§ **What you should do**
Write down every entry below once more, exactly.

= = = = = = =

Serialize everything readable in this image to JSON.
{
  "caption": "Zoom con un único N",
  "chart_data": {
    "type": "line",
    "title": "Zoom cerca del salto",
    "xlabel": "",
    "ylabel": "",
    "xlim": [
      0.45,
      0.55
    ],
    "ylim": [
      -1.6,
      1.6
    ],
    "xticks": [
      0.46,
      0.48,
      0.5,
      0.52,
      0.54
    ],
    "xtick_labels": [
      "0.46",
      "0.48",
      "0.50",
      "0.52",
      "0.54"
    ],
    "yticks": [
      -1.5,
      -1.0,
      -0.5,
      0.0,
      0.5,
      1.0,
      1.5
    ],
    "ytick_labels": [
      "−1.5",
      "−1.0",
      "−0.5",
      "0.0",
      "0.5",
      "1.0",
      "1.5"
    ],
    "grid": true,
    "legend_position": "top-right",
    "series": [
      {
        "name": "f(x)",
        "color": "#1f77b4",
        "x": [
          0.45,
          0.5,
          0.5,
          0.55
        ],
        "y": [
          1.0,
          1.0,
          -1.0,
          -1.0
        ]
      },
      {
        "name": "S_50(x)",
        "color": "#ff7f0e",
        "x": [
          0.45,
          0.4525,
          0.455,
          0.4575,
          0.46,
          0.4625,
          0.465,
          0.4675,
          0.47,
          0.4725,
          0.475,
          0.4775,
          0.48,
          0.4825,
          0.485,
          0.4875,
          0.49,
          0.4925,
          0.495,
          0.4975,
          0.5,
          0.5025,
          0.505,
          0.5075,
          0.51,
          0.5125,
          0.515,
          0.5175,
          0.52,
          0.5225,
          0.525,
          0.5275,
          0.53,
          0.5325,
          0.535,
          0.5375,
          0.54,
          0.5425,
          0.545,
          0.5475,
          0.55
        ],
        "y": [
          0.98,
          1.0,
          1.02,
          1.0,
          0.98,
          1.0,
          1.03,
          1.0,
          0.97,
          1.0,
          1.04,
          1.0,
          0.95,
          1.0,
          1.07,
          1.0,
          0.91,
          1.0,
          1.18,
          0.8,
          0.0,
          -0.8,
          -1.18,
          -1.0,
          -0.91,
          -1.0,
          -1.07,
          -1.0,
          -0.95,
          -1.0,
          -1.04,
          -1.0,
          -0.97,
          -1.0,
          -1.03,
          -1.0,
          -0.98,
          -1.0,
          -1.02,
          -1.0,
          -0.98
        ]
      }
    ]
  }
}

= = = = = = =

§ **Exercise result**
Serialize everything readable in this image to JSON.
{
  "caption": "Zoom con un único N",
  "chart_data": {
    "type": "line",
    "title": "Zoom cerca del salto",
    "xlabel": "",
    "ylabel": "",
    "xlim": [
      0.45,
      0.55
    ],
    "ylim": [
      -1.6,
      1.6
    ],
    "xticks": [
      0.46,
      0.48,
      0.5,
      0.52,
      0.54
    ],
    "xtick_labels": [
      "0.46",
      "0.48",
      "0.50",
      "0.52",
      "0.54"
    ],
    "yticks": [
      -1.5,
      -1.0,
      -0.5,
      0.0,
      0.5,
      1.0,
      1.5
    ],
    "ytick_labels": [
      "−1.5",
      "−1.0",
      "−0.5",
      "0.0",
      "0.5",
      "1.0",
      "1.5"
    ],
    "grid": true,
    "legend_position": "top-right",
    "series": [
      {
        "name": "f(x)",
        "color": "#1f77b4",
        "x": [
          0.45,
          0.5,
          0.5,
          0.55
        ],
        "y": [
          1.0,
          1.0,
          -1.0,
          -1.0
        ]
      },
      {
        "name": "S_50(x)",
        "color": "#ff7f0e",
        "x": [
          0.45,
          0.4525,
          0.455,
          0.4575,
          0.46,
          0.4625,
          0.465,
          0.4675,
          0.47,
          0.4725,
          0.475,
          0.4775,
          0.48,
          0.4825,
          0.485,
          0.4875,
          0.49,
          0.4925,
          0.495,
          0.4975,
          0.5,
          0.5025,
          0.505,
          0.5075,
          0.51,
          0.5125,
          0.515,
          0.5175,
          0.52,
          0.5225,
          0.525,
          0.5275,
          0.53,
          0.5325,
          0.535,
          0.5375,
          0.54,
          0.5425,
          0.545,
          0.5475,
          0.55
        ],
        "y": [
          0.98,
          1.0,
          1.02,
          1.0,
          0.98,
          1.0,
          1.03,
          1.0,
          0.97,
          1.0,
          1.04,
          1.0,
          0.95,
          1.0,
          1.07,
          1.0,
          0.91,
          1.0,
          1.18,
          0.8,
          0.0,
          -0.8,
          -1.18,
          -1.0,
          -0.91,
          -1.0,
          -1.07,
          -1.0,
          -0.95,
          -1.0,
          -1.04,
          -1.0,
          -0.97,
          -1.0,
          -1.03,
          -1.0,
          -0.98,
          -1.0,
          -1.02,
          -1.0,
          -0.98
        ]
      }
    ]
  }
}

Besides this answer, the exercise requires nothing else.